**CONSIGNE:**
Répondez, s'il vous plaît, à ces questions sur l'extrait :
(a) Comment produit-on le graphène ?
(b) Selon l'extrait, de quoi l'expression x1 y2 - x2 y1 est-elle le déterminant ?
(c) Quelles sont les deux choses à examiner, dans l'ordre, pour préparer une présentation orale ?

**EXTRAIT:**
• • • • • • •

Il y a d'autres responsabilités aussi, et la première est que nous devons être des inspirateurs, et non des étouffoirs. L'enthousiasme étant exemplaire, nous avons l'obligation de faire nos travaux de recherche et d'organiser les études dans le plus grand des enthousiasmes. On aurait pu ajouter : « que nous soyons nous-mêmes enthousiastes ou pas », mais cela n'est pas nécessaire, car comment ne pas s'enthousiasmer des résultats scientifiques modernes ? Comment ne pas être enthousiaste à l'idée que les étudiants puissent découvrir des idées superbes ? Des idées scientifiques modernes : j'en prends une, à savoir la découverte du graphène, cette couche monoatomique d'atomes de carbone organisés en nid d'abeille et que l'on produit en tirant sur un morceau de scotch qui a été initialement posé sur du graphite. Rien que le procédé est extraordinaire, mais, de surcroît, on obtient ainsi un matériau supraconducteur, c'est-à-dire où le courant électrique circule sans atténuation ! Quant aux études, j'aime l’exemple du calcul tout simple d'une expression comme x1 y2 - x2 y1, dont un peu de culture scientifique permet de voir qu'il s'agit du déterminant d'une matrice, donc d'une caractérisation d'une transformation géométrique, par exemple : les études qui permettent ainsi de voir derrière la banalité d'une expression mathématique sont quelque chose de merveilleux, d'enthousiasmant !
Quel belle école nous avons !

samedi 4 août 2018

Communication orale ?

On m'interroge : comment faire une communication orale ? La question est trop vague. Une communication orale dans un congrès scientifique ? Là encore, manquent des précisions. Une présentation de résultats scientifiques à des collègues pour lesquels on n'a pas à expliquer les bases scientifiques du travail ? En réalité, la réponse reste insuffisante, parce que, par exemple, imaginons que nous ayons fait un travail qui utilise une technique particulière pour une étude d'un système spécifique, alors nous devrons expliquer le système si nous parlons à des spécialistes de la technique utilisée, ou, inversement, nous devrons expliquer la technique si nous nous adressons à des spécialistes du système spécifique.


Bref, il faut d'abord réfléchir.

Oui, il faut analyser le contexte de la présentation : à qui parlons nous ? Ayant cette réponse, nous pouvons alors examiner le contenu du message : que voulons-nous dire ? Bien sûr, on sait que les présentations orales dans les congrès ne sont acceptées que lorsque les examinateurs ont validé le contenu proposé. Il y  donc une sorte de contrat à nous tenir à ce qui a été annoncé... d'autant que ce contenu figure sur le programme, et que ceux qui ont décidé de venir nous écouter seraient légitimement frustrés de ne pas recevoir ce qu'ils attendent.

• • • • • • •

**DONNÉES LISTÉES:**
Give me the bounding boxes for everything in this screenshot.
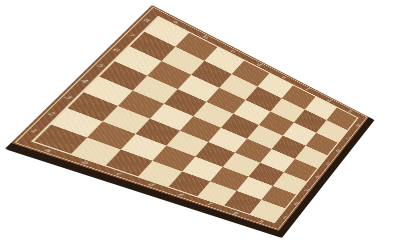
product-photo-background: abcdefgh abcdefgh 87654321 87654321 — [0, 0, 400, 240]
playing-field — [31, 16, 359, 224]
chess-board: abcdefgh abcdefgh 87654321 87654321 — [5, 5, 375, 238]
board-frame: abcdefgh abcdefgh 87654321 87654321 — [11, 5, 369, 231]
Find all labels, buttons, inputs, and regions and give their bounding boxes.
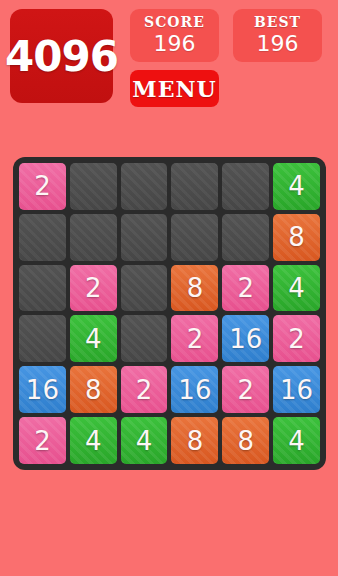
tile-2: 2 — [273, 315, 320, 362]
tile-2: 2 — [19, 417, 66, 464]
tile-16: 16 — [171, 366, 218, 413]
empty-cell — [222, 163, 269, 210]
empty-cell — [171, 163, 218, 210]
tile-4: 4 — [70, 315, 117, 362]
best-value: 196 — [257, 31, 299, 57]
empty-cell — [121, 315, 168, 362]
empty-cell — [19, 265, 66, 312]
app-logo-4096: 4096 — [10, 9, 113, 103]
empty-cell — [121, 163, 168, 210]
empty-cell — [70, 214, 117, 261]
tile-8: 8 — [70, 366, 117, 413]
tile-2: 2 — [222, 265, 269, 312]
score-value: 196 — [154, 31, 196, 57]
tile-4: 4 — [70, 417, 117, 464]
tile-4: 4 — [273, 163, 320, 210]
tile-16: 16 — [273, 366, 320, 413]
tile-8: 8 — [273, 214, 320, 261]
tile-2: 2 — [222, 366, 269, 413]
tile-2: 2 — [19, 163, 66, 210]
tile-16: 16 — [222, 315, 269, 362]
tile-2: 2 — [121, 366, 168, 413]
empty-cell — [222, 214, 269, 261]
empty-cell — [121, 214, 168, 261]
best-box: BEST 196 — [233, 9, 322, 62]
tile-4: 4 — [273, 265, 320, 312]
score-label: SCORE — [144, 14, 205, 31]
score-box: SCORE 196 — [130, 9, 219, 62]
tile-16: 16 — [19, 366, 66, 413]
tile-2: 2 — [70, 265, 117, 312]
board[interactable]: 248282442162168216216244884 — [13, 157, 326, 470]
tile-2: 2 — [171, 315, 218, 362]
empty-cell — [171, 214, 218, 261]
empty-cell — [70, 163, 117, 210]
tile-8: 8 — [171, 417, 218, 464]
best-label: BEST — [254, 14, 301, 31]
empty-cell — [121, 265, 168, 312]
tile-8: 8 — [171, 265, 218, 312]
tile-4: 4 — [121, 417, 168, 464]
tile-4: 4 — [273, 417, 320, 464]
menu-button[interactable]: MENU — [130, 70, 219, 107]
empty-cell — [19, 315, 66, 362]
tile-8: 8 — [222, 417, 269, 464]
empty-cell — [19, 214, 66, 261]
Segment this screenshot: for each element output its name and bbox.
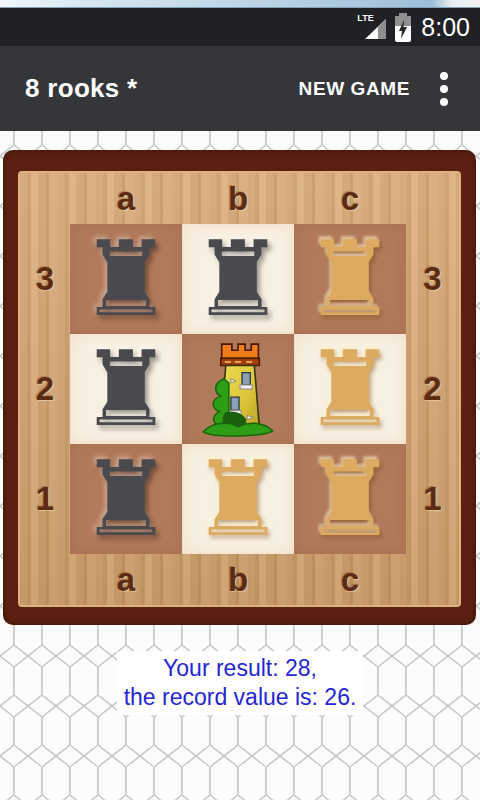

• • • • • • •

**EXERCICE CORRIGÉ:**
(a) On le produit en tirant sur un morceau de scotch qui a d'abord été posé sur du graphite.
(b) C'est le déterminant d'une matrice.
(c) D'abord le contexte de la présentation (à qui parlons-nous ?), puis le contenu du message (que voulons-nous dire ?).